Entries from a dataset

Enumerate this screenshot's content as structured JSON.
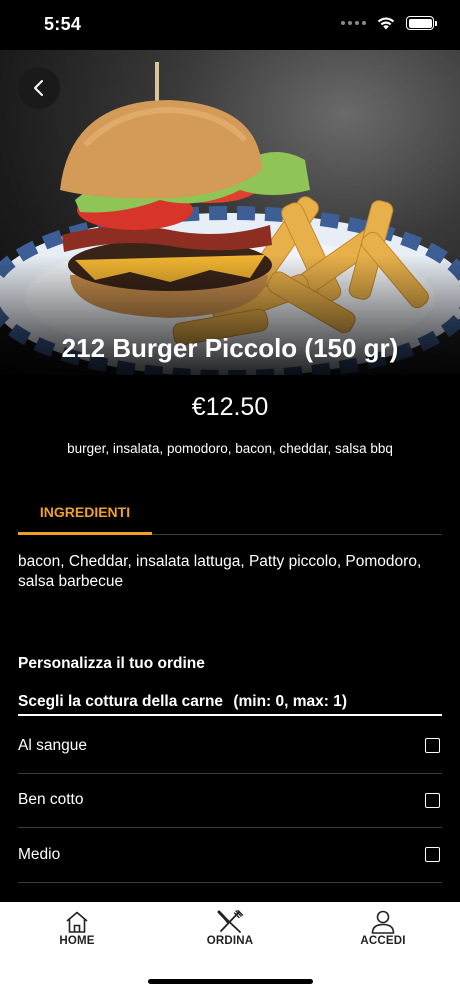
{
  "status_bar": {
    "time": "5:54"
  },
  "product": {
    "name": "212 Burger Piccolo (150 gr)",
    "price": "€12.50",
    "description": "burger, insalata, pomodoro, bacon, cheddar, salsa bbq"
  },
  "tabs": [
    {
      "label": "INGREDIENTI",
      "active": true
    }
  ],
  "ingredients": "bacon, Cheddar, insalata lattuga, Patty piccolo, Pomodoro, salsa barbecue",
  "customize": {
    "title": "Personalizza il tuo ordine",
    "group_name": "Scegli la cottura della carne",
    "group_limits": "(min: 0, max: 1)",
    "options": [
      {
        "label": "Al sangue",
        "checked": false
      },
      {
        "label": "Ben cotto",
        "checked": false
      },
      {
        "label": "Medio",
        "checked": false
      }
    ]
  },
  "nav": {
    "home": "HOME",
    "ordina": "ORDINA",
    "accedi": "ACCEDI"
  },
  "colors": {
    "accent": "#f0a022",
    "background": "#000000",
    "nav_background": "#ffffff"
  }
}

[Direction]
Take the data above and repeat it exactly, leaving each picture out.

[Task output]
Enumerate this screenshot's content as structured JSON.
{
  "status_bar": {
    "time": "5:54"
  },
  "product": {
    "name": "212 Burger Piccolo (150 gr)",
    "price": "€12.50",
    "description": "burger, insalata, pomodoro, bacon, cheddar, salsa bbq"
  },
  "tabs": [
    {
      "label": "INGREDIENTI",
      "active": true
    }
  ],
  "ingredients": "bacon, Cheddar, insalata lattuga, Patty piccolo, Pomodoro, salsa barbecue",
  "customize": {
    "title": "Personalizza il tuo ordine",
    "group_name": "Scegli la cottura della carne",
    "group_limits": "(min: 0, max: 1)",
    "options": [
      {
        "label": "Al sangue",
        "checked": false
      },
      {
        "label": "Ben cotto",
        "checked": false
      },
      {
        "label": "Medio",
        "checked": false
      }
    ]
  },
  "nav": {
    "home": "HOME",
    "ordina": "ORDINA",
    "accedi": "ACCEDI"
  },
  "colors": {
    "accent": "#f0a022",
    "background": "#000000",
    "nav_background": "#ffffff"
  }
}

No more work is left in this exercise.